▸ **WHAT YOU ARE ASKED TO DO**: Pull every line holding the string "DRAFT" from the records below.

▸ **EXTRACTED INFORMATION**:
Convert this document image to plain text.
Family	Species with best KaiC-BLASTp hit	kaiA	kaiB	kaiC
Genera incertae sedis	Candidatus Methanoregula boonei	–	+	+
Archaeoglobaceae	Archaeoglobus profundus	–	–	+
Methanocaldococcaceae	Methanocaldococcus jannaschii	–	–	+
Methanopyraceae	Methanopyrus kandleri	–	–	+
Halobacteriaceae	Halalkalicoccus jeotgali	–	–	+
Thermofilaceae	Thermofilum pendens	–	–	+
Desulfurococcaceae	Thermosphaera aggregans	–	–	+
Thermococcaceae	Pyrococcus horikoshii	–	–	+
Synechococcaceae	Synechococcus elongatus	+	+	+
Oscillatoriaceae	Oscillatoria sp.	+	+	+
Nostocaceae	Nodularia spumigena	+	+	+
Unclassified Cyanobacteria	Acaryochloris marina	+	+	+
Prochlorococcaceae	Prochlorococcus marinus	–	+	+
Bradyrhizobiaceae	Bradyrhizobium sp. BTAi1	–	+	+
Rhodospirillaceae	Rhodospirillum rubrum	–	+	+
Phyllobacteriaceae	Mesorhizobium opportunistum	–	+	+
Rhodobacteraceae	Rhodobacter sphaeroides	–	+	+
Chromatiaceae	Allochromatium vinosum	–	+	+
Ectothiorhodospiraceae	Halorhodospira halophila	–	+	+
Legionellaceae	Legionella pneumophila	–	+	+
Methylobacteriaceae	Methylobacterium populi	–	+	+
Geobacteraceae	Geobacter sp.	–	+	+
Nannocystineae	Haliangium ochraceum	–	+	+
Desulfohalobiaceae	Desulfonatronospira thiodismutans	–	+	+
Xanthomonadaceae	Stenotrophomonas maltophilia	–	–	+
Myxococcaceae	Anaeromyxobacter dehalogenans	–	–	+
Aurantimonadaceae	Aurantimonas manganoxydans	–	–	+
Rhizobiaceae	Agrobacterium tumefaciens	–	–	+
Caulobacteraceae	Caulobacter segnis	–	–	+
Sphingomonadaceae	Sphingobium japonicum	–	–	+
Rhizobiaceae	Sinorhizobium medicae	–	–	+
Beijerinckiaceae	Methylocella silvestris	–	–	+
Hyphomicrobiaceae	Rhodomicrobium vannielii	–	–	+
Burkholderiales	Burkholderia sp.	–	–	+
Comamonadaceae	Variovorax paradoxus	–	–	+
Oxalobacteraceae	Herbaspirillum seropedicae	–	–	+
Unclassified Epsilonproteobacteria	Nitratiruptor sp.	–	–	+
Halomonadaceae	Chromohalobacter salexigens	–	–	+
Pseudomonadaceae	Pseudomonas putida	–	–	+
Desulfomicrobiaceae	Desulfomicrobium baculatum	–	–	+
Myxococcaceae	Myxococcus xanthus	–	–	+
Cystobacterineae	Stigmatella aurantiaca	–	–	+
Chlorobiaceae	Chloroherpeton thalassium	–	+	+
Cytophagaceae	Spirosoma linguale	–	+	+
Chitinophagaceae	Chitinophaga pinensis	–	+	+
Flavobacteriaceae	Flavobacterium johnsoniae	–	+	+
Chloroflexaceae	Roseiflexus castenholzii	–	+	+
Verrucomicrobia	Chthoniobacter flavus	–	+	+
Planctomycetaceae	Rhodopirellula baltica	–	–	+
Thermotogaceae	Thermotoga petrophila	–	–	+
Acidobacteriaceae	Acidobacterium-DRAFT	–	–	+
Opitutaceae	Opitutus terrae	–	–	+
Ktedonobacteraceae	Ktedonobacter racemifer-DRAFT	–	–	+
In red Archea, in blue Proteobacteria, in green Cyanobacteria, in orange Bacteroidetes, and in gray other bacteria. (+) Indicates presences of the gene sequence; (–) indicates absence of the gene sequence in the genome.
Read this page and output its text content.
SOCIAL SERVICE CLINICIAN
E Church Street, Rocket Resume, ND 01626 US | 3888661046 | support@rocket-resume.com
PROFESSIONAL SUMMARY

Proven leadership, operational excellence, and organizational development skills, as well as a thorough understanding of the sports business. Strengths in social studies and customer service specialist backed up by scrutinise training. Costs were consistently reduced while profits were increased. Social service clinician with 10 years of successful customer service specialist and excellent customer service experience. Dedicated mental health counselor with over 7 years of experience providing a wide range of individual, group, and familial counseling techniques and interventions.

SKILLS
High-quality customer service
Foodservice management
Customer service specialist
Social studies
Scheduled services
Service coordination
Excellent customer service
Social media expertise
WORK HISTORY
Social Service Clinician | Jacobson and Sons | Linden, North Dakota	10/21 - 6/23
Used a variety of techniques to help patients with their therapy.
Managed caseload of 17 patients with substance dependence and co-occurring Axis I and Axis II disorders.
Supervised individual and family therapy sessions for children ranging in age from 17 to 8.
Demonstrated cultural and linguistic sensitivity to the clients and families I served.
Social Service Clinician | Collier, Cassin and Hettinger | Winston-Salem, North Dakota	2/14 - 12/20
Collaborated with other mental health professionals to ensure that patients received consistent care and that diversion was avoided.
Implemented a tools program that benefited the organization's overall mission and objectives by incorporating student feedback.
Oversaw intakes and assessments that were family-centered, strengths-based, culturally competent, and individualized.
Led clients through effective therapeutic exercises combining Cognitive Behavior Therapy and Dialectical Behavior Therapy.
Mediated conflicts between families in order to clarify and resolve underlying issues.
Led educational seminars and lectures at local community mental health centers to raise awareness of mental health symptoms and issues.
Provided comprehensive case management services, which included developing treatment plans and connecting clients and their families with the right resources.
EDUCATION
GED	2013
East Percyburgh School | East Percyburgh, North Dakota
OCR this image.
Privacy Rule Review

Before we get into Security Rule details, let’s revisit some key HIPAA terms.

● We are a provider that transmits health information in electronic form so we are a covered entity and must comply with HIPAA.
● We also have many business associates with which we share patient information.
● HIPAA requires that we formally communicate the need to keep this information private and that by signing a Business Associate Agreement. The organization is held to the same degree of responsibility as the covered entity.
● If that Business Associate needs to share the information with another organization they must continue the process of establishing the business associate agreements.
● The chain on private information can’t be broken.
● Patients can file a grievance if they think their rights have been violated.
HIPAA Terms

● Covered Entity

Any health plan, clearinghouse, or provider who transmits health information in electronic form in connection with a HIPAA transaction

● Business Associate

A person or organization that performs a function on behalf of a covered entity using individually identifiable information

▸ **EXERCISE RESPONSE**:
Acidobacteriaceae	Acidobacterium-DRAFT	–	–	+
Ktedonobacteraceae	Ktedonobacter racemifer-DRAFT	–	–	+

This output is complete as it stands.